Layout element annotations
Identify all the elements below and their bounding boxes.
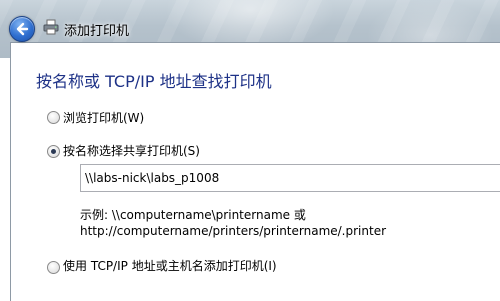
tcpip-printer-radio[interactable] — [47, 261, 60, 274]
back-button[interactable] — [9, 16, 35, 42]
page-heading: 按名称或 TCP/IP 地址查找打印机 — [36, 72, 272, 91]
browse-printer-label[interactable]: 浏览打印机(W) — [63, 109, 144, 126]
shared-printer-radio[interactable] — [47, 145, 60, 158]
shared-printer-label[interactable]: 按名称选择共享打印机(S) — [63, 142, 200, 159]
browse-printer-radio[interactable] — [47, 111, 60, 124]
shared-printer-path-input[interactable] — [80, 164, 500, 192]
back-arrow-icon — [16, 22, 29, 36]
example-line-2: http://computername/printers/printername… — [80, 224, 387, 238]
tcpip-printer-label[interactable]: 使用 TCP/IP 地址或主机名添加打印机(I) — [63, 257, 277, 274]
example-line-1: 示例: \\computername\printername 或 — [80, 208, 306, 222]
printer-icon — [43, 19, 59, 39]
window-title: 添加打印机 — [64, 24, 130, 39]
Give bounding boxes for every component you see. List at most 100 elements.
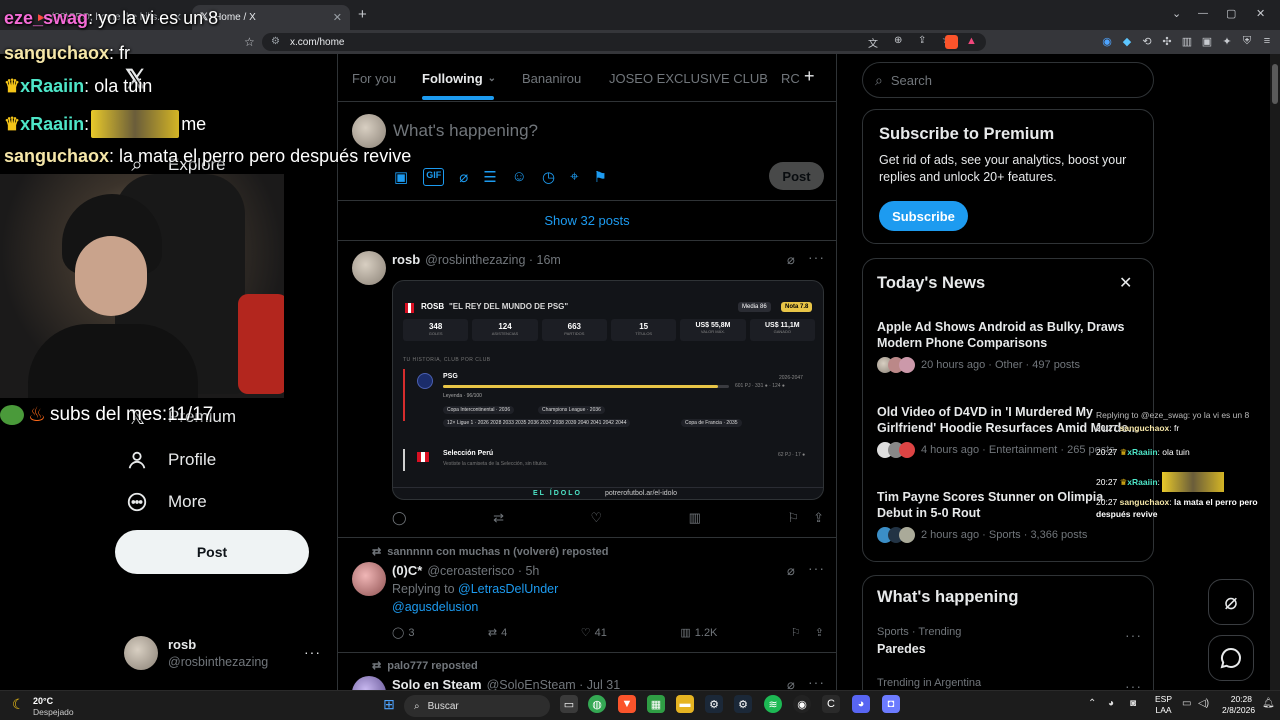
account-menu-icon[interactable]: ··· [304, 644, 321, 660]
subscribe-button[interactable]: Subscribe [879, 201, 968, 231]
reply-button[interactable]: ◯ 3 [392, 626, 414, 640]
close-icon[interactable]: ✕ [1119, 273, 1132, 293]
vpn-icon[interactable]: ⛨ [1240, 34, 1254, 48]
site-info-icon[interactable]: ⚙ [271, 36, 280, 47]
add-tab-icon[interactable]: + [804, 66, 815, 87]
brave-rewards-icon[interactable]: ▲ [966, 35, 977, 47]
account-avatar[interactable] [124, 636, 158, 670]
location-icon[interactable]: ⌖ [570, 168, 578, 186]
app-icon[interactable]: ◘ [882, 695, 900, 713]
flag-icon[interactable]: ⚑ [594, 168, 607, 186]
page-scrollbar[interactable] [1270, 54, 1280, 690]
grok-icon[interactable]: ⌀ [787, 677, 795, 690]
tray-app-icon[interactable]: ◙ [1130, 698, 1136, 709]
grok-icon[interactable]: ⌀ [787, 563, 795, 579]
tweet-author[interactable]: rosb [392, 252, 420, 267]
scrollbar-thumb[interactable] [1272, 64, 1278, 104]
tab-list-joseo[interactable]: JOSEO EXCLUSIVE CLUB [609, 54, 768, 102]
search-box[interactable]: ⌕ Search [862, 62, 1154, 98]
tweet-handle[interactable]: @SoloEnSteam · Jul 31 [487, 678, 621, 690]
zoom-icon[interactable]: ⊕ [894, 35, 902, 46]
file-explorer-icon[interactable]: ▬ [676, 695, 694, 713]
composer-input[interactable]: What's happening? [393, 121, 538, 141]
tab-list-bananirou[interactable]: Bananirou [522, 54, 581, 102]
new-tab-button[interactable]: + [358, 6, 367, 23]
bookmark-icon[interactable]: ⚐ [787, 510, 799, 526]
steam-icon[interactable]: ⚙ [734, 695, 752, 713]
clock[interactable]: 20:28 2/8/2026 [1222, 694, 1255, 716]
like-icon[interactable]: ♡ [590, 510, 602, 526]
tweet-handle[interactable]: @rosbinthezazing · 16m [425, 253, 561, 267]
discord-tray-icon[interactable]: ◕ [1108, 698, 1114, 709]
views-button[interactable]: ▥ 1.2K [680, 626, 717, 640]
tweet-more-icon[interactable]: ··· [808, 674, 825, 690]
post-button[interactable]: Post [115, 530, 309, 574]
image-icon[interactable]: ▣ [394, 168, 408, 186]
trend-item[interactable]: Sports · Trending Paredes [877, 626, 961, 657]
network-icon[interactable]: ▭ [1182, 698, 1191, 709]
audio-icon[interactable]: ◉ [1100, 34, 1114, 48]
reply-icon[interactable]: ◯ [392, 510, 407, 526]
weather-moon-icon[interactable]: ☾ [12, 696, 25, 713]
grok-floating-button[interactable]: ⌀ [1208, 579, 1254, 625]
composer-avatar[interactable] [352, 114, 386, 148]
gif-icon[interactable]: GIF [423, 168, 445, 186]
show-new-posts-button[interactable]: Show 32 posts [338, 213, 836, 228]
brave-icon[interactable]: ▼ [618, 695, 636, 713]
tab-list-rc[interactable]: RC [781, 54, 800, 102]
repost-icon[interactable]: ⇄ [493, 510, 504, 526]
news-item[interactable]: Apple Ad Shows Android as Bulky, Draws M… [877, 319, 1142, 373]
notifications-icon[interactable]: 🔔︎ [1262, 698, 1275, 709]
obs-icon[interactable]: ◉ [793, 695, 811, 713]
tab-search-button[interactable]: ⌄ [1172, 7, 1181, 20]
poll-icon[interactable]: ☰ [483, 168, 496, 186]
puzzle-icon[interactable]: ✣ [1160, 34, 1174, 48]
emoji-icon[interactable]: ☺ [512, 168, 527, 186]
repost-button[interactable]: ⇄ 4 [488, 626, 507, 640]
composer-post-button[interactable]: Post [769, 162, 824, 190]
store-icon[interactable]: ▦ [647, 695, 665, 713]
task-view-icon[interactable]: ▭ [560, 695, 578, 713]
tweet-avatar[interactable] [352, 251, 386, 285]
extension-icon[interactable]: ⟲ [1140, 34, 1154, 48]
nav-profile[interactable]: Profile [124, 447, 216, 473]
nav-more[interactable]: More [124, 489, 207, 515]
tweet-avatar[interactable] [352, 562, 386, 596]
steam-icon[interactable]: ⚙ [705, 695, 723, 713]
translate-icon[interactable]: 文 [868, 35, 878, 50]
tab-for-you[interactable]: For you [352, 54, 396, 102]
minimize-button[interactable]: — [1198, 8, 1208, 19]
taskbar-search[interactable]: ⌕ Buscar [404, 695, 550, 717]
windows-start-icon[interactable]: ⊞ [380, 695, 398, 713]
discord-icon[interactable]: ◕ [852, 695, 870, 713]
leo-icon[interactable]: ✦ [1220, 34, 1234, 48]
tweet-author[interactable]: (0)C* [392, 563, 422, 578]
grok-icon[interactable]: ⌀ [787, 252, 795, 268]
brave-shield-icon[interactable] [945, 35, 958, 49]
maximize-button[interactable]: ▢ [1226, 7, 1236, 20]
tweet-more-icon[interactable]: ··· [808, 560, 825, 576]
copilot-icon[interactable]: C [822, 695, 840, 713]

What the exercise asks » Repeat the lines of the records above verbatim, covering every record, and omit the pictures from your answer.

Response below »
Identify all the elements below and their bounding boxes.
tcpip-printer-radio[interactable] — [47, 261, 60, 274]
back-button[interactable] — [9, 16, 35, 42]
page-heading: 按名称或 TCP/IP 地址查找打印机 — [36, 72, 272, 91]
browse-printer-label[interactable]: 浏览打印机(W) — [63, 109, 144, 126]
shared-printer-radio[interactable] — [47, 145, 60, 158]
shared-printer-label[interactable]: 按名称选择共享打印机(S) — [63, 142, 200, 159]
browse-printer-radio[interactable] — [47, 111, 60, 124]
shared-printer-path-input[interactable] — [80, 164, 500, 192]
back-arrow-icon — [16, 22, 29, 36]
example-line-2: http://computername/printers/printername… — [80, 224, 387, 238]
tcpip-printer-label[interactable]: 使用 TCP/IP 地址或主机名添加打印机(I) — [63, 257, 277, 274]
example-line-1: 示例: \\computername\printername 或 — [80, 208, 306, 222]
printer-icon — [43, 19, 59, 39]
window-title: 添加打印机 — [64, 24, 130, 39]
Give bounding boxes for every component you see. List at most 100 elements.
account-menu-icon[interactable]: ··· [304, 644, 321, 660]
subscribe-button[interactable]: Subscribe [879, 201, 968, 231]
reply-button[interactable]: ◯ 3 [392, 626, 414, 640]
close-icon[interactable]: ✕ [1119, 273, 1132, 293]
vpn-icon[interactable]: ⛨ [1240, 34, 1254, 48]
site-info-icon[interactable]: ⚙ [271, 36, 280, 47]
add-tab-icon[interactable]: + [804, 66, 815, 87]
brave-rewards-icon[interactable]: ▲ [966, 35, 977, 47]
account-avatar[interactable] [124, 636, 158, 670]
location-icon[interactable]: ⌖ [570, 168, 578, 186]
app-icon[interactable]: ◘ [882, 695, 900, 713]
flag-icon[interactable]: ⚑ [594, 168, 607, 186]
page-scrollbar[interactable] [1270, 54, 1280, 690]
grok-icon[interactable]: ⌀ [787, 677, 795, 690]
tray-app-icon[interactable]: ◙ [1130, 698, 1136, 709]
grok-icon[interactable]: ⌀ [787, 563, 795, 579]
tweet-author[interactable]: rosb [392, 252, 420, 267]
scrollbar-thumb[interactable] [1272, 64, 1278, 104]
tab-list-joseo[interactable]: JOSEO EXCLUSIVE CLUB [609, 54, 768, 102]
search-box[interactable]: ⌕ Search [862, 62, 1154, 98]
tweet-handle[interactable]: @SoloEnSteam · Jul 31 [487, 678, 621, 690]
zoom-icon[interactable]: ⊕ [894, 35, 902, 46]
file-explorer-icon[interactable]: ▬ [676, 695, 694, 713]
composer-input[interactable]: What's happening? [393, 121, 538, 141]
tab-list-bananirou[interactable]: Bananirou [522, 54, 581, 102]
new-tab-button[interactable]: + [358, 6, 367, 23]
bookmark-icon[interactable]: ⚐ [787, 510, 799, 526]
steam-icon[interactable]: ⚙ [734, 695, 752, 713]
clock[interactable]: 20:28 2/8/2026 [1222, 694, 1255, 716]
like-icon[interactable]: ♡ [590, 510, 602, 526]
tweet-handle[interactable]: @rosbinthezazing · 16m [425, 253, 561, 267]
discord-tray-icon[interactable]: ◕ [1108, 698, 1114, 709]
views-button[interactable]: ▥ 1.2K [680, 626, 717, 640]
tweet-more-icon[interactable]: ··· [808, 674, 825, 690]
post-button[interactable]: Post [115, 530, 309, 574]
image-icon[interactable]: ▣ [394, 168, 408, 186]
trend-item[interactable]: Sports · Trending Paredes [877, 626, 961, 657]
network-icon[interactable]: ▭ [1182, 698, 1191, 709]
audio-icon[interactable]: ◉ [1100, 34, 1114, 48]
reply-icon[interactable]: ◯ [392, 510, 407, 526]
weather-moon-icon[interactable]: ☾ [12, 696, 25, 713]
grok-floating-button[interactable]: ⌀ [1208, 579, 1254, 625]
composer-avatar[interactable] [352, 114, 386, 148]
gif-icon[interactable]: GIF [423, 168, 445, 186]
show-new-posts-button[interactable]: Show 32 posts [338, 213, 836, 228]
brave-icon[interactable]: ▼ [618, 695, 636, 713]
tab-list-rc[interactable]: RC [781, 54, 800, 102]
repost-icon[interactable]: ⇄ [493, 510, 504, 526]
news-item[interactable]: Apple Ad Shows Android as Bulky, Draws M… [877, 319, 1142, 373]
notifications-icon[interactable]: 🔔︎ [1262, 698, 1275, 709]
obs-icon[interactable]: ◉ [793, 695, 811, 713]
tab-search-button[interactable]: ⌄ [1172, 7, 1181, 20]
poll-icon[interactable]: ☰ [483, 168, 496, 186]
puzzle-icon[interactable]: ✣ [1160, 34, 1174, 48]
emoji-icon[interactable]: ☺ [512, 168, 527, 186]
repost-button[interactable]: ⇄ 4 [488, 626, 507, 640]
composer-post-button[interactable]: Post [769, 162, 824, 190]
store-icon[interactable]: ▦ [647, 695, 665, 713]
task-view-icon[interactable]: ▭ [560, 695, 578, 713]
tweet-avatar[interactable] [352, 251, 386, 285]
extension-icon[interactable]: ⟲ [1140, 34, 1154, 48]
nav-profile[interactable]: Profile [124, 447, 216, 473]
nav-more[interactable]: More [124, 489, 207, 515]
tweet-avatar[interactable] [352, 562, 386, 596]
steam-icon[interactable]: ⚙ [705, 695, 723, 713]
translate-icon[interactable]: 文 [868, 35, 878, 50]
tab-for-you[interactable]: For you [352, 54, 396, 102]
minimize-button[interactable]: — [1198, 8, 1208, 19]
taskbar-search[interactable]: ⌕ Buscar [404, 695, 550, 717]
windows-start-icon[interactable]: ⊞ [380, 695, 398, 713]
discord-icon[interactable]: ◕ [852, 695, 870, 713]
leo-icon[interactable]: ✦ [1220, 34, 1234, 48]
tweet-author[interactable]: (0)C* [392, 563, 422, 578]
grok-icon[interactable]: ⌀ [787, 252, 795, 268]
brave-shield-icon[interactable] [945, 35, 958, 49]
maximize-button[interactable]: ▢ [1226, 7, 1236, 20]
tweet-more-icon[interactable]: ··· [808, 560, 825, 576]
copilot-icon[interactable]: C [822, 695, 840, 713]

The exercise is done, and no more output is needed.